EXERCISE OBJECTIVE:
Search the material below for the string "icon" and list each line that holds it.

═══ GIVEN ENTRIES ═══

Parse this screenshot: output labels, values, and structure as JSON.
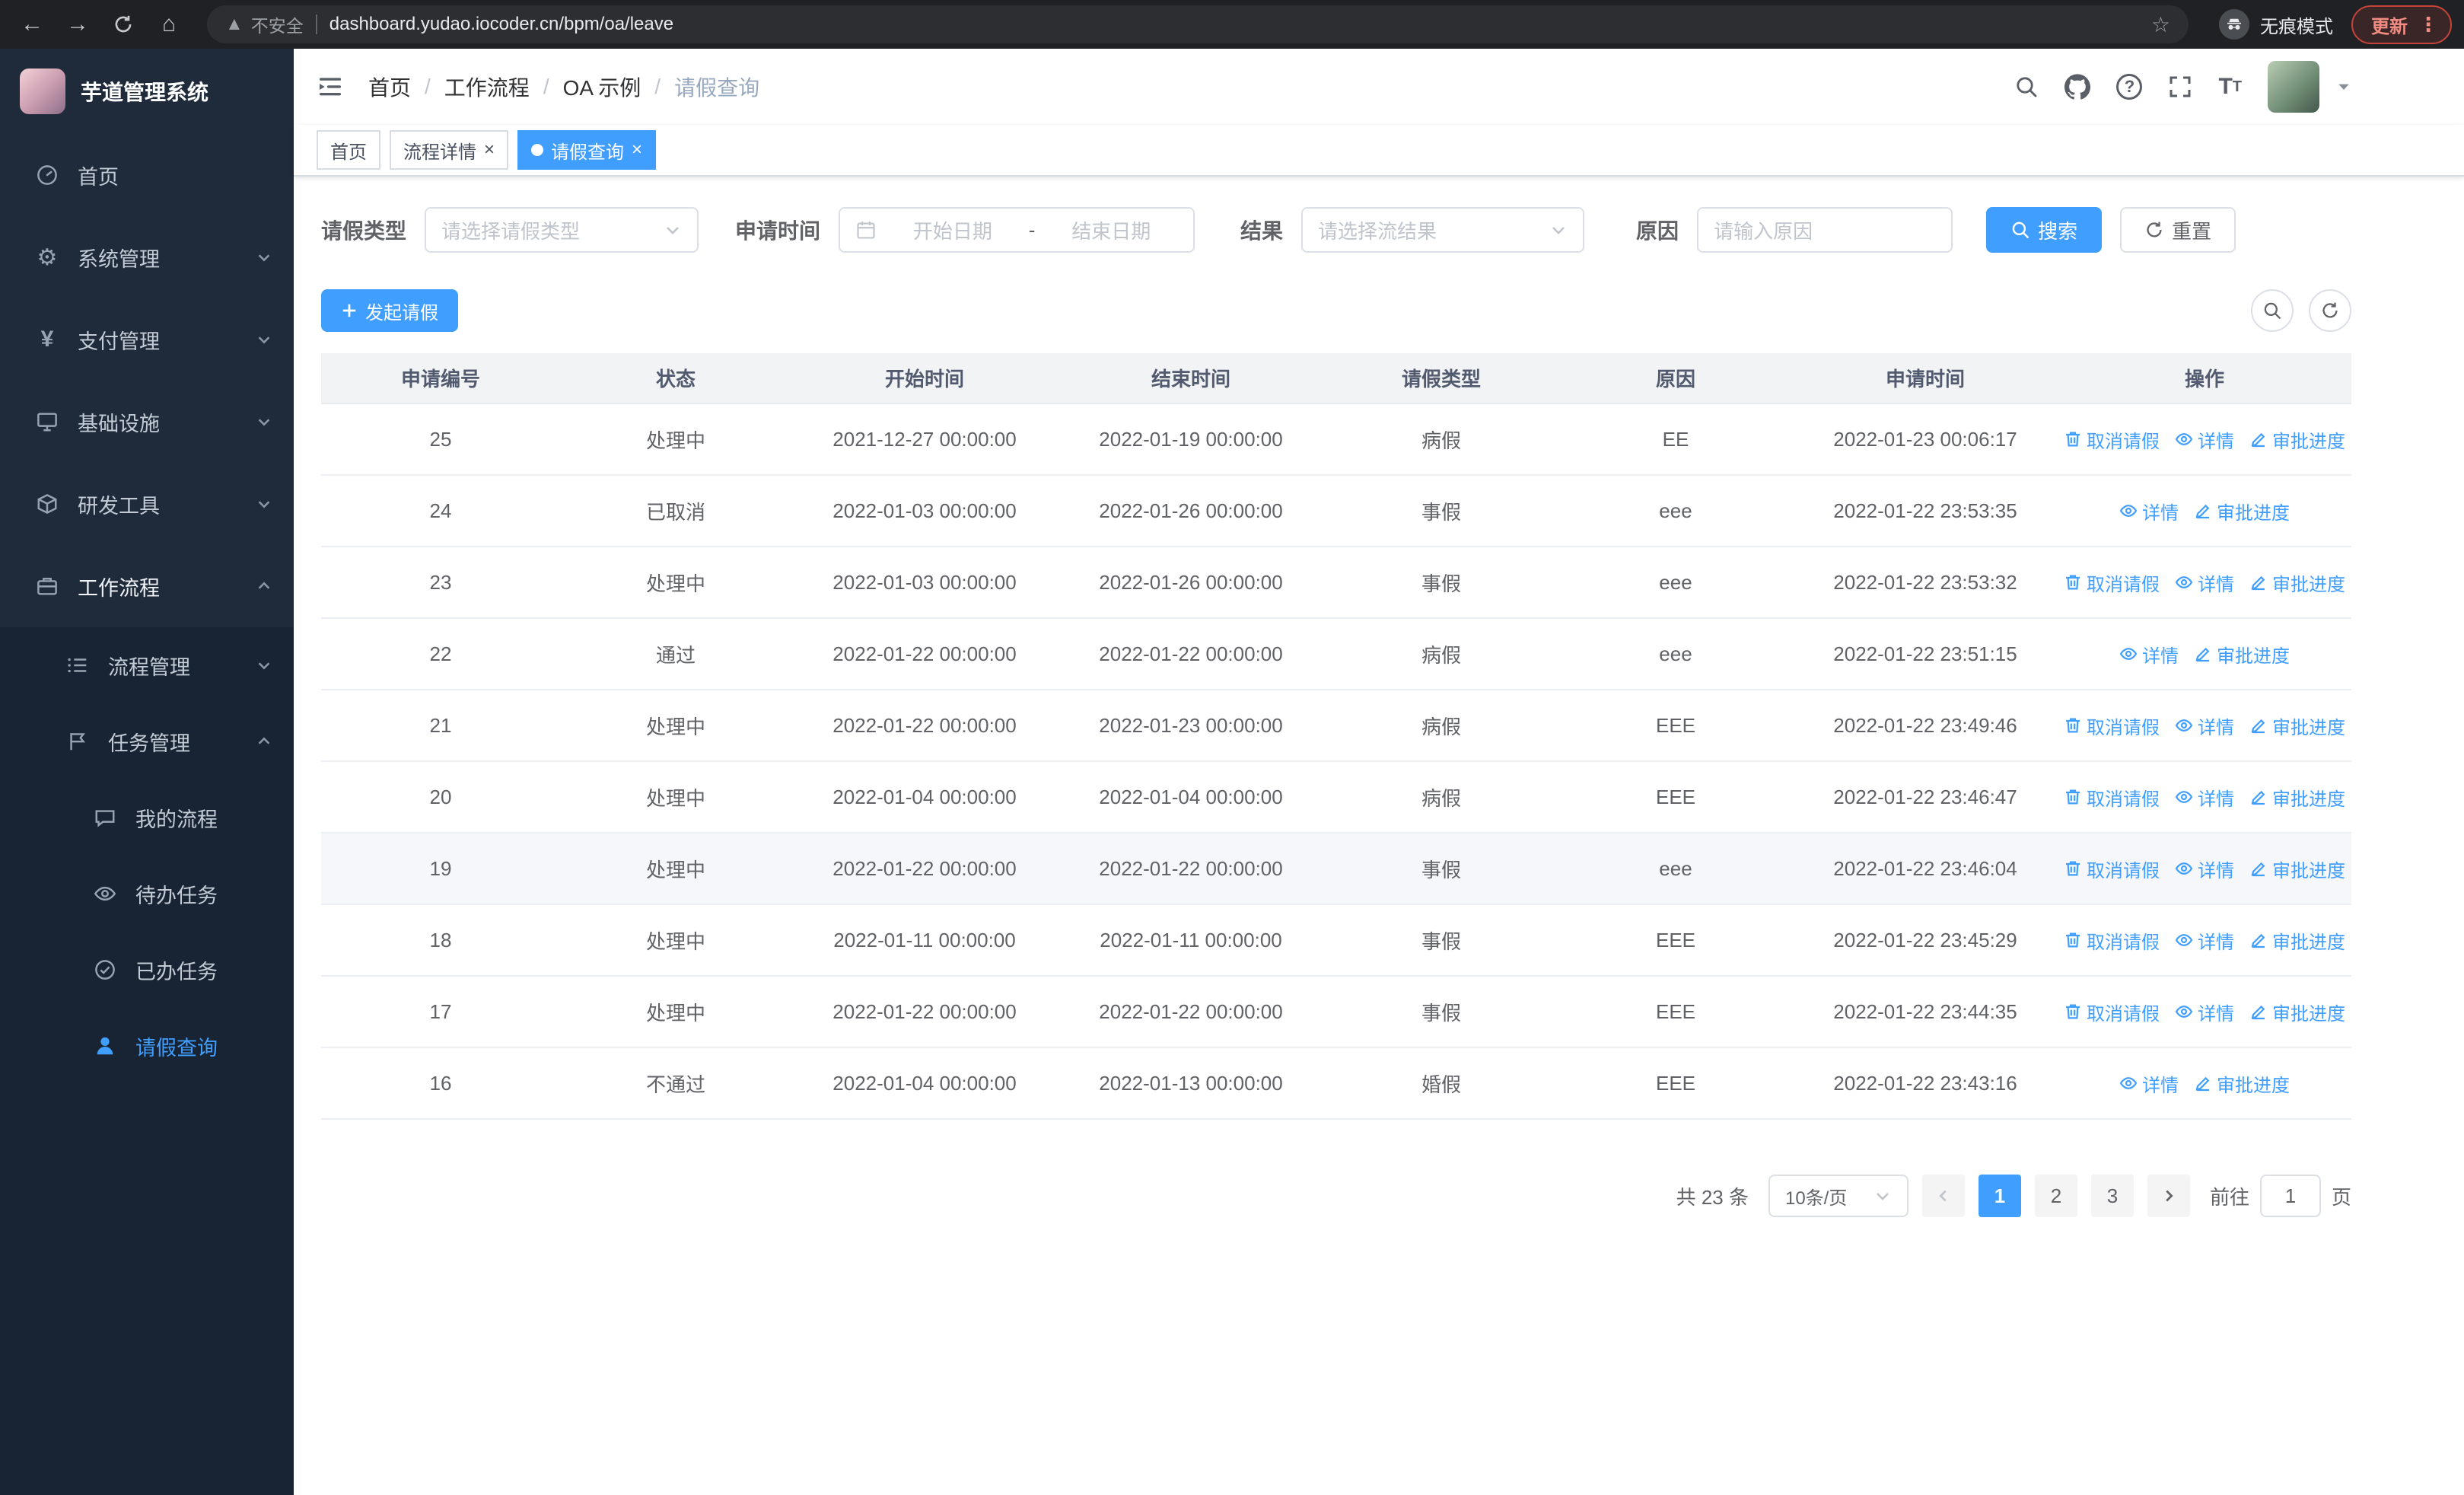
{
  "browser": {
    "security_label": "不安全",
    "url": "dashboard.yudao.iocoder.cn/bpm/oa/leave",
    "incognito_label": "无痕模式",
    "update_label": "更新"
  },
  "sidebar": {
    "logo_title": "芋道管理系统",
    "items": [
      {
        "label": "首页",
        "icon": "dashboard-icon"
      },
      {
        "label": "系统管理",
        "icon": "gear-icon"
      },
      {
        "label": "支付管理",
        "icon": "yen-icon"
      },
      {
        "label": "基础设施",
        "icon": "monitor-icon"
      },
      {
        "label": "研发工具",
        "icon": "toolbox-icon"
      },
      {
        "label": "工作流程",
        "icon": "briefcase-icon",
        "expanded": true
      }
    ],
    "sub_items": [
      {
        "label": "流程管理",
        "icon": "list-icon",
        "expanded": false
      },
      {
        "label": "任务管理",
        "icon": "flag-icon",
        "expanded": true
      }
    ],
    "leaf_items": [
      {
        "label": "我的流程",
        "icon": "chat-icon"
      },
      {
        "label": "待办任务",
        "icon": "eye-icon"
      },
      {
        "label": "已办任务",
        "icon": "check-circle-icon"
      },
      {
        "label": "请假查询",
        "icon": "user-icon",
        "active": true
      }
    ]
  },
  "header": {
    "breadcrumb": [
      "首页",
      "工作流程",
      "OA 示例",
      "请假查询"
    ],
    "separator": "/"
  },
  "tabs": [
    {
      "label": "首页",
      "closable": false,
      "active": false
    },
    {
      "label": "流程详情",
      "closable": true,
      "active": false
    },
    {
      "label": "请假查询",
      "closable": true,
      "active": true
    }
  ],
  "filters": {
    "leave_type_label": "请假类型",
    "leave_type_placeholder": "请选择请假类型",
    "apply_time_label": "申请时间",
    "start_date_placeholder": "开始日期",
    "range_separator": "-",
    "end_date_placeholder": "结束日期",
    "result_label": "结果",
    "result_placeholder": "请选择流结果",
    "reason_label": "原因",
    "reason_placeholder": "请输入原因",
    "search_button": "搜索",
    "reset_button": "重置"
  },
  "toolbar": {
    "create_button": "发起请假"
  },
  "table": {
    "columns": [
      "申请编号",
      "状态",
      "开始时间",
      "结束时间",
      "请假类型",
      "原因",
      "申请时间",
      "操作"
    ],
    "actions": {
      "cancel": "取消请假",
      "detail": "详情",
      "progress": "审批进度"
    },
    "rows": [
      {
        "id": "25",
        "status": "处理中",
        "start": "2021-12-27 00:00:00",
        "end": "2022-01-19 00:00:00",
        "type": "病假",
        "reason": "EE",
        "applied": "2022-01-23 00:06:17",
        "cancellable": true,
        "highlighted": false
      },
      {
        "id": "24",
        "status": "已取消",
        "start": "2022-01-03 00:00:00",
        "end": "2022-01-26 00:00:00",
        "type": "事假",
        "reason": "eee",
        "applied": "2022-01-22 23:53:35",
        "cancellable": false,
        "highlighted": false
      },
      {
        "id": "23",
        "status": "处理中",
        "start": "2022-01-03 00:00:00",
        "end": "2022-01-26 00:00:00",
        "type": "事假",
        "reason": "eee",
        "applied": "2022-01-22 23:53:32",
        "cancellable": true,
        "highlighted": false
      },
      {
        "id": "22",
        "status": "通过",
        "start": "2022-01-22 00:00:00",
        "end": "2022-01-22 00:00:00",
        "type": "病假",
        "reason": "eee",
        "applied": "2022-01-22 23:51:15",
        "cancellable": false,
        "highlighted": false
      },
      {
        "id": "21",
        "status": "处理中",
        "start": "2022-01-22 00:00:00",
        "end": "2022-01-23 00:00:00",
        "type": "病假",
        "reason": "EEE",
        "applied": "2022-01-22 23:49:46",
        "cancellable": true,
        "highlighted": false
      },
      {
        "id": "20",
        "status": "处理中",
        "start": "2022-01-04 00:00:00",
        "end": "2022-01-04 00:00:00",
        "type": "病假",
        "reason": "EEE",
        "applied": "2022-01-22 23:46:47",
        "cancellable": true,
        "highlighted": false
      },
      {
        "id": "19",
        "status": "处理中",
        "start": "2022-01-22 00:00:00",
        "end": "2022-01-22 00:00:00",
        "type": "事假",
        "reason": "eee",
        "applied": "2022-01-22 23:46:04",
        "cancellable": true,
        "highlighted": true
      },
      {
        "id": "18",
        "status": "处理中",
        "start": "2022-01-11 00:00:00",
        "end": "2022-01-11 00:00:00",
        "type": "事假",
        "reason": "EEE",
        "applied": "2022-01-22 23:45:29",
        "cancellable": true,
        "highlighted": false
      },
      {
        "id": "17",
        "status": "处理中",
        "start": "2022-01-22 00:00:00",
        "end": "2022-01-22 00:00:00",
        "type": "事假",
        "reason": "EEE",
        "applied": "2022-01-22 23:44:35",
        "cancellable": true,
        "highlighted": false
      },
      {
        "id": "16",
        "status": "不通过",
        "start": "2022-01-04 00:00:00",
        "end": "2022-01-13 00:00:00",
        "type": "婚假",
        "reason": "EEE",
        "applied": "2022-01-22 23:43:16",
        "cancellable": false,
        "highlighted": false
      }
    ]
  },
  "pagination": {
    "total_label": "共 23 条",
    "page_size": "10条/页",
    "pages": [
      "1",
      "2",
      "3"
    ],
    "active_page": "1",
    "goto_label": "前往",
    "goto_value": "1",
    "page_suffix": "页"
  },
  "colors": {
    "accent": "#409eff",
    "sidebar_bg": "#182433",
    "sidebar_panel_bg": "#1f2b3b",
    "table_header_bg": "#f2f3f5",
    "update_pill_text": "#f28b82"
  }
}
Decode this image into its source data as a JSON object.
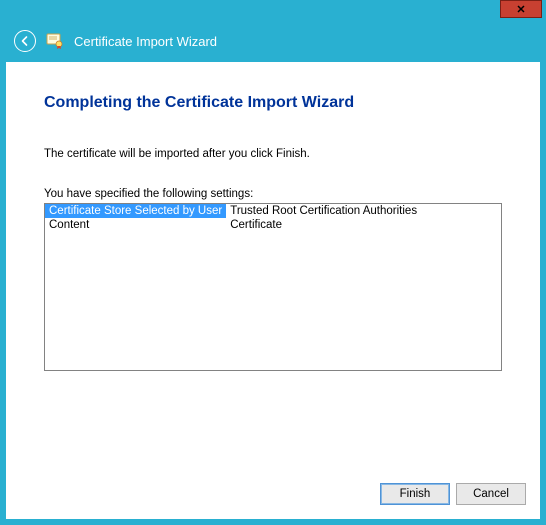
{
  "window": {
    "close_glyph": "✕"
  },
  "header": {
    "title": "Certificate Import Wizard"
  },
  "main": {
    "heading": "Completing the Certificate Import Wizard",
    "instruction": "The certificate will be imported after you click Finish.",
    "settings_label": "You have specified the following settings:",
    "rows": [
      {
        "key": "Certificate Store Selected by User",
        "value": "Trusted Root Certification Authorities",
        "selected": true
      },
      {
        "key": "Content",
        "value": "Certificate",
        "selected": false
      }
    ]
  },
  "buttons": {
    "finish": "Finish",
    "cancel": "Cancel"
  }
}
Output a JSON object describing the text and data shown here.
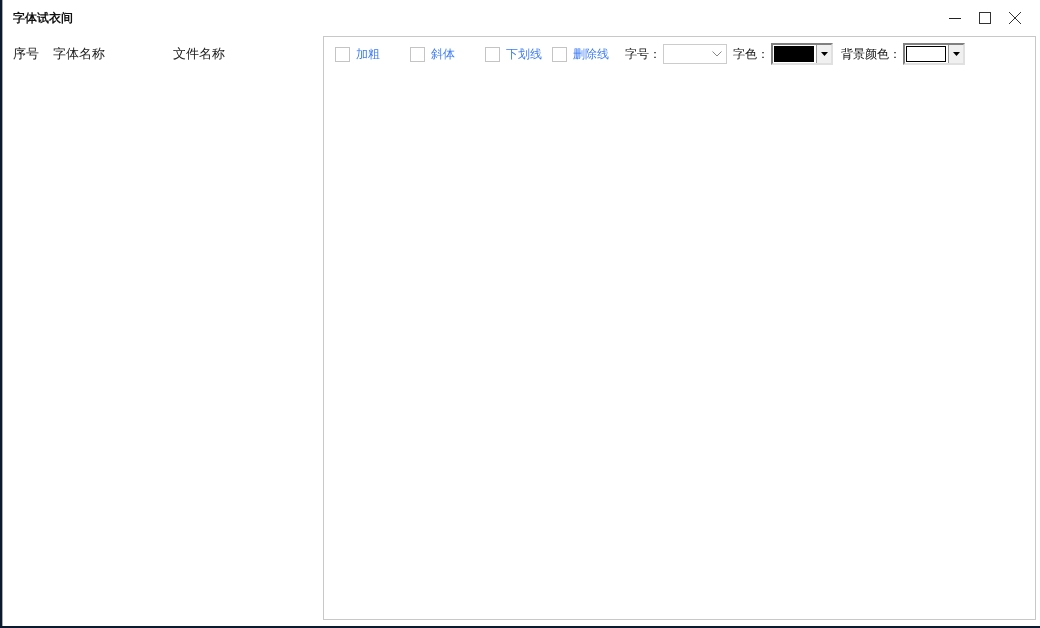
{
  "window": {
    "title": "字体试衣间"
  },
  "list": {
    "columns": [
      "序号",
      "字体名称",
      "文件名称"
    ]
  },
  "toolbar": {
    "checkboxes": [
      {
        "label": "加粗",
        "checked": false
      },
      {
        "label": "斜体",
        "checked": false
      },
      {
        "label": "下划线",
        "checked": false
      },
      {
        "label": "删除线",
        "checked": false
      }
    ],
    "size_label": "字号：",
    "color_pickers": [
      {
        "label": "字色：",
        "color": "#000000"
      },
      {
        "label": "背景颜色：",
        "color": "#ffffff"
      }
    ]
  }
}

═══

RESULT BELOW:
        "icon": "dashboard-icon"
        "icon": "gear-icon"
        "icon": "yen-icon"
        "icon": "monitor-icon"
        "icon": "toolbox-icon"
        "icon": "briefcase-icon",
        "icon": "list-icon",
        "icon": "flag-icon",
        "icon": "chat-icon"
        "icon": "eye-icon"
        "icon": "check-circle-icon"
        "icon": "user-icon",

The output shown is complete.